* What to work on:
Where a line in the listing below contains the word "letter", copy that line.

* Given information:
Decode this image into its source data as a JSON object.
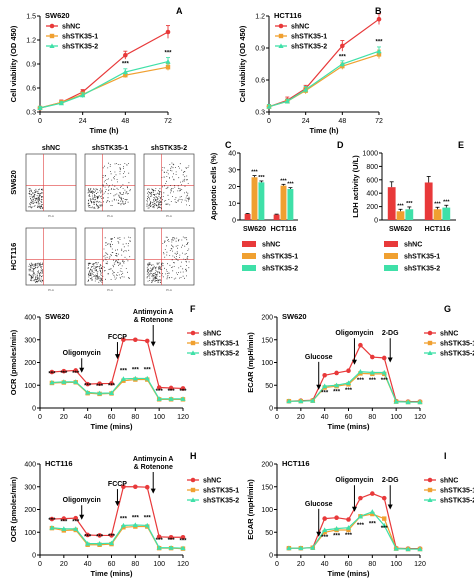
{
  "colors": {
    "shNC": "#e8393a",
    "shSTK35-1": "#f0a030",
    "shSTK35-2": "#3fe0a8"
  },
  "legend_labels": [
    "shNC",
    "shSTK35-1",
    "shSTK35-2"
  ],
  "significance_mark": "***",
  "flow_panel": {
    "letter": "C",
    "columns": [
      "shNC",
      "shSTK35-1",
      "shSTK35-2"
    ],
    "rows": [
      "SW620",
      "HCT116"
    ],
    "axis_tiny": "PI-A"
  },
  "chart_data": [
    {
      "type": "line",
      "letter": "A",
      "cell_line": "SW620",
      "x": [
        0,
        12,
        24,
        48,
        72
      ],
      "series": [
        {
          "name": "shNC",
          "values": [
            0.35,
            0.42,
            0.55,
            1.01,
            1.3
          ],
          "err": [
            0.02,
            0.03,
            0.03,
            0.05,
            0.08
          ]
        },
        {
          "name": "shSTK35-1",
          "values": [
            0.35,
            0.42,
            0.52,
            0.76,
            0.86
          ],
          "err": [
            0.02,
            0.02,
            0.03,
            0.03,
            0.04
          ]
        },
        {
          "name": "shSTK35-2",
          "values": [
            0.35,
            0.41,
            0.51,
            0.8,
            0.93
          ],
          "err": [
            0.02,
            0.02,
            0.03,
            0.04,
            0.05
          ]
        }
      ],
      "xlabel": "Time (h)",
      "ylabel": "Cell viability (OD 450)",
      "xlim": [
        0,
        72
      ],
      "ylim": [
        0.3,
        1.5
      ],
      "xticks": [
        0,
        24,
        48,
        72
      ],
      "yticks": [
        0.3,
        0.6,
        0.9,
        1.2,
        1.5
      ],
      "stars": [
        {
          "x": 48,
          "y": 0.88
        },
        {
          "x": 72,
          "y": 1.02
        }
      ],
      "legend": "top-left"
    },
    {
      "type": "line",
      "letter": "B",
      "cell_line": "HCT116",
      "x": [
        0,
        12,
        24,
        48,
        72
      ],
      "series": [
        {
          "name": "shNC",
          "values": [
            0.35,
            0.41,
            0.52,
            0.92,
            1.17
          ],
          "err": [
            0.02,
            0.03,
            0.03,
            0.05,
            0.05
          ]
        },
        {
          "name": "shSTK35-1",
          "values": [
            0.35,
            0.4,
            0.5,
            0.73,
            0.84
          ],
          "err": [
            0.02,
            0.02,
            0.03,
            0.03,
            0.04
          ]
        },
        {
          "name": "shSTK35-2",
          "values": [
            0.35,
            0.4,
            0.51,
            0.75,
            0.87
          ],
          "err": [
            0.02,
            0.02,
            0.03,
            0.03,
            0.04
          ]
        }
      ],
      "xlabel": "Time (h)",
      "ylabel": "Cell viability (OD 450)",
      "xlim": [
        0,
        72
      ],
      "ylim": [
        0.3,
        1.2
      ],
      "xticks": [
        0,
        24,
        48,
        72
      ],
      "yticks": [
        0.3,
        0.6,
        0.9,
        1.2
      ],
      "stars": [
        {
          "x": 48,
          "y": 0.8
        },
        {
          "x": 72,
          "y": 0.94
        }
      ],
      "legend": "top-left"
    },
    {
      "type": "bar",
      "letter": "D",
      "categories": [
        "SW620",
        "HCT116"
      ],
      "series": [
        {
          "name": "shNC",
          "values": [
            3.6,
            3.2
          ],
          "err": [
            0.3,
            0.3
          ]
        },
        {
          "name": "shSTK35-1",
          "values": [
            25.5,
            20.5
          ],
          "err": [
            1.0,
            0.8
          ]
        },
        {
          "name": "shSTK35-2",
          "values": [
            22.5,
            18.5
          ],
          "err": [
            0.8,
            0.8
          ]
        }
      ],
      "ylabel": "Apoptotic cells (%)",
      "ylim": [
        0,
        40
      ],
      "yticks": [
        0,
        10,
        20,
        30,
        40
      ],
      "stars_on": [
        1,
        2
      ],
      "legend": "below"
    },
    {
      "type": "bar",
      "letter": "E",
      "categories": [
        "SW620",
        "HCT116"
      ],
      "series": [
        {
          "name": "shNC",
          "values": [
            490,
            560
          ],
          "err": [
            80,
            90
          ]
        },
        {
          "name": "shSTK35-1",
          "values": [
            130,
            160
          ],
          "err": [
            30,
            30
          ]
        },
        {
          "name": "shSTK35-2",
          "values": [
            160,
            185
          ],
          "err": [
            35,
            35
          ]
        }
      ],
      "ylabel": "LDH activity (U/L)",
      "ylim": [
        0,
        1000
      ],
      "yticks": [
        0,
        200,
        400,
        600,
        800,
        1000
      ],
      "stars_on": [
        1,
        2
      ],
      "legend": "below"
    },
    {
      "type": "line",
      "letter": "F",
      "cell_line": "SW620",
      "x": [
        10,
        20,
        30,
        40,
        50,
        60,
        70,
        80,
        90,
        100,
        110,
        120
      ],
      "series": [
        {
          "name": "shNC",
          "values": [
            158,
            162,
            165,
            105,
            107,
            108,
            300,
            300,
            295,
            90,
            88,
            86
          ]
        },
        {
          "name": "shSTK35-1",
          "values": [
            110,
            112,
            113,
            65,
            62,
            64,
            120,
            125,
            125,
            38,
            38,
            38
          ]
        },
        {
          "name": "shSTK35-2",
          "values": [
            112,
            115,
            115,
            68,
            65,
            66,
            128,
            130,
            130,
            40,
            40,
            40
          ]
        }
      ],
      "xlabel": "Time (mins)",
      "ylabel": "OCR (pmoles/min)",
      "xlim": [
        0,
        120
      ],
      "ylim": [
        0,
        400
      ],
      "xticks": [
        0,
        20,
        40,
        60,
        80,
        100,
        120
      ],
      "yticks": [
        0,
        100,
        200,
        300,
        400
      ],
      "injections": [
        {
          "label": "Oligomycin",
          "x": 35,
          "label_y": 232,
          "tip_y": 155
        },
        {
          "label": "FCCP",
          "x": 65,
          "label_y": 303,
          "tip_y": 215
        },
        {
          "label": "Antimycin A",
          "label2": "& Rotenone",
          "x": 95,
          "label_y": 378,
          "tip_y": 270
        }
      ],
      "stars": [
        {
          "x": 10,
          "y": 142
        },
        {
          "x": 20,
          "y": 144
        },
        {
          "x": 30,
          "y": 145
        },
        {
          "x": 40,
          "y": 90
        },
        {
          "x": 50,
          "y": 87
        },
        {
          "x": 60,
          "y": 90
        },
        {
          "x": 70,
          "y": 157
        },
        {
          "x": 80,
          "y": 160
        },
        {
          "x": 90,
          "y": 160
        },
        {
          "x": 100,
          "y": 65
        },
        {
          "x": 110,
          "y": 65
        },
        {
          "x": 120,
          "y": 65
        }
      ],
      "legend": "right"
    },
    {
      "type": "line",
      "letter": "G",
      "cell_line": "SW620",
      "x": [
        10,
        20,
        30,
        40,
        50,
        60,
        70,
        80,
        90,
        100,
        110,
        120
      ],
      "series": [
        {
          "name": "shNC",
          "values": [
            15,
            16,
            17,
            72,
            77,
            82,
            138,
            112,
            110,
            15,
            14,
            14
          ]
        },
        {
          "name": "shSTK35-1",
          "values": [
            15,
            15,
            16,
            45,
            48,
            52,
            76,
            75,
            75,
            14,
            13,
            13
          ]
        },
        {
          "name": "shSTK35-2",
          "values": [
            15,
            15,
            16,
            48,
            50,
            55,
            80,
            78,
            78,
            14,
            13,
            13
          ]
        }
      ],
      "xlabel": "Time (mins)",
      "ylabel": "ECAR (mpH/min)",
      "xlim": [
        0,
        120
      ],
      "ylim": [
        0,
        200
      ],
      "xticks": [
        0,
        20,
        40,
        60,
        80,
        100,
        120
      ],
      "yticks": [
        0,
        50,
        100,
        150,
        200
      ],
      "injections": [
        {
          "label": "Glucose",
          "x": 35,
          "label_y": 108,
          "tip_y": 40
        },
        {
          "label": "Oligomycin",
          "x": 65,
          "label_y": 160,
          "tip_y": 95
        },
        {
          "label": "2-DG",
          "x": 95,
          "label_y": 160,
          "tip_y": 100
        }
      ],
      "stars": [
        {
          "x": 40,
          "y": 30
        },
        {
          "x": 50,
          "y": 32
        },
        {
          "x": 60,
          "y": 35
        },
        {
          "x": 70,
          "y": 57
        },
        {
          "x": 80,
          "y": 57
        },
        {
          "x": 90,
          "y": 57
        }
      ],
      "legend": "right"
    },
    {
      "type": "line",
      "letter": "H",
      "cell_line": "HCT116",
      "x": [
        10,
        20,
        30,
        40,
        50,
        60,
        70,
        80,
        90,
        100,
        110,
        120
      ],
      "series": [
        {
          "name": "shNC",
          "values": [
            158,
            160,
            162,
            88,
            86,
            86,
            300,
            300,
            298,
            80,
            78,
            78
          ]
        },
        {
          "name": "shSTK35-1",
          "values": [
            118,
            108,
            110,
            45,
            45,
            48,
            122,
            125,
            125,
            30,
            30,
            28
          ]
        },
        {
          "name": "shSTK35-2",
          "values": [
            120,
            115,
            115,
            50,
            50,
            52,
            130,
            132,
            130,
            32,
            32,
            30
          ]
        }
      ],
      "xlabel": "Time (mins)",
      "ylabel": "OCR (pmoles/min)",
      "xlim": [
        0,
        120
      ],
      "ylim": [
        0,
        400
      ],
      "xticks": [
        0,
        20,
        40,
        60,
        80,
        100,
        120
      ],
      "yticks": [
        0,
        100,
        200,
        300,
        400
      ],
      "injections": [
        {
          "label": "Oligomycin",
          "x": 35,
          "label_y": 232,
          "tip_y": 155
        },
        {
          "label": "FCCP",
          "x": 65,
          "label_y": 303,
          "tip_y": 215
        },
        {
          "label": "Antimycin A",
          "label2": "& Rotenone",
          "x": 95,
          "label_y": 378,
          "tip_y": 270
        }
      ],
      "stars": [
        {
          "x": 10,
          "y": 145
        },
        {
          "x": 20,
          "y": 138
        },
        {
          "x": 30,
          "y": 138
        },
        {
          "x": 40,
          "y": 72
        },
        {
          "x": 50,
          "y": 72
        },
        {
          "x": 60,
          "y": 74
        },
        {
          "x": 70,
          "y": 152
        },
        {
          "x": 80,
          "y": 155
        },
        {
          "x": 90,
          "y": 155
        },
        {
          "x": 100,
          "y": 58
        },
        {
          "x": 110,
          "y": 58
        },
        {
          "x": 120,
          "y": 56
        }
      ],
      "legend": "right"
    },
    {
      "type": "line",
      "letter": "I",
      "cell_line": "HCT116",
      "x": [
        10,
        20,
        30,
        40,
        50,
        60,
        70,
        80,
        90,
        100,
        110,
        120
      ],
      "series": [
        {
          "name": "shNC",
          "values": [
            15,
            15,
            16,
            80,
            82,
            78,
            125,
            135,
            125,
            15,
            14,
            14
          ]
        },
        {
          "name": "shSTK35-1",
          "values": [
            15,
            15,
            16,
            50,
            55,
            55,
            85,
            90,
            80,
            14,
            13,
            13
          ]
        },
        {
          "name": "shSTK35-2",
          "values": [
            15,
            15,
            16,
            55,
            58,
            60,
            85,
            95,
            65,
            14,
            13,
            13
          ]
        }
      ],
      "xlabel": "Time (mins)",
      "ylabel": "ECAR (mpH/min)",
      "xlim": [
        0,
        120
      ],
      "ylim": [
        0,
        200
      ],
      "xticks": [
        0,
        20,
        40,
        60,
        80,
        100,
        120
      ],
      "yticks": [
        0,
        50,
        100,
        150,
        200
      ],
      "injections": [
        {
          "label": "Glucose",
          "x": 35,
          "label_y": 108,
          "tip_y": 40
        },
        {
          "label": "Oligomycin",
          "x": 65,
          "label_y": 160,
          "tip_y": 95
        },
        {
          "label": "2-DG",
          "x": 95,
          "label_y": 160,
          "tip_y": 100
        }
      ],
      "stars": [
        {
          "x": 40,
          "y": 35
        },
        {
          "x": 50,
          "y": 38
        },
        {
          "x": 60,
          "y": 40
        },
        {
          "x": 70,
          "y": 62
        },
        {
          "x": 80,
          "y": 65
        },
        {
          "x": 90,
          "y": 55
        }
      ],
      "legend": "right"
    }
  ]
}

* Expected output:
    "letter": "C",
      "letter": "A",
      "letter": "B",
      "letter": "D",
      "letter": "E",
      "letter": "F",
      "letter": "G",
      "letter": "H",
      "letter": "I",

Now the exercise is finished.